_The data_
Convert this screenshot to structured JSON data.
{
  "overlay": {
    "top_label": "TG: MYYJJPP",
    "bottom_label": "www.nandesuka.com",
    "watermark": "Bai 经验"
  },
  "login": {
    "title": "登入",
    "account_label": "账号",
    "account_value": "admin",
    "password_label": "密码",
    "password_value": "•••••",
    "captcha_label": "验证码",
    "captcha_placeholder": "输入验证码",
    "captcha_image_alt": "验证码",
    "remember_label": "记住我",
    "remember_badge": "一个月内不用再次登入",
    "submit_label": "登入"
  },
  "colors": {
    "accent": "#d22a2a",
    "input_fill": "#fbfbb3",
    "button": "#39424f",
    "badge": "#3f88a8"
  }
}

_What you should do_
Copy out each record exactly as given, omitting none.

_Solution_
Convert this screenshot to structured JSON data.
{
  "overlay": {
    "top_label": "TG: MYYJJPP",
    "bottom_label": "www.nandesuka.com",
    "watermark": "Bai 经验"
  },
  "login": {
    "title": "登入",
    "account_label": "账号",
    "account_value": "admin",
    "password_label": "密码",
    "password_value": "•••••",
    "captcha_label": "验证码",
    "captcha_placeholder": "输入验证码",
    "captcha_image_alt": "验证码",
    "remember_label": "记住我",
    "remember_badge": "一个月内不用再次登入",
    "submit_label": "登入"
  },
  "colors": {
    "accent": "#d22a2a",
    "input_fill": "#fbfbb3",
    "button": "#39424f",
    "badge": "#3f88a8"
  }
}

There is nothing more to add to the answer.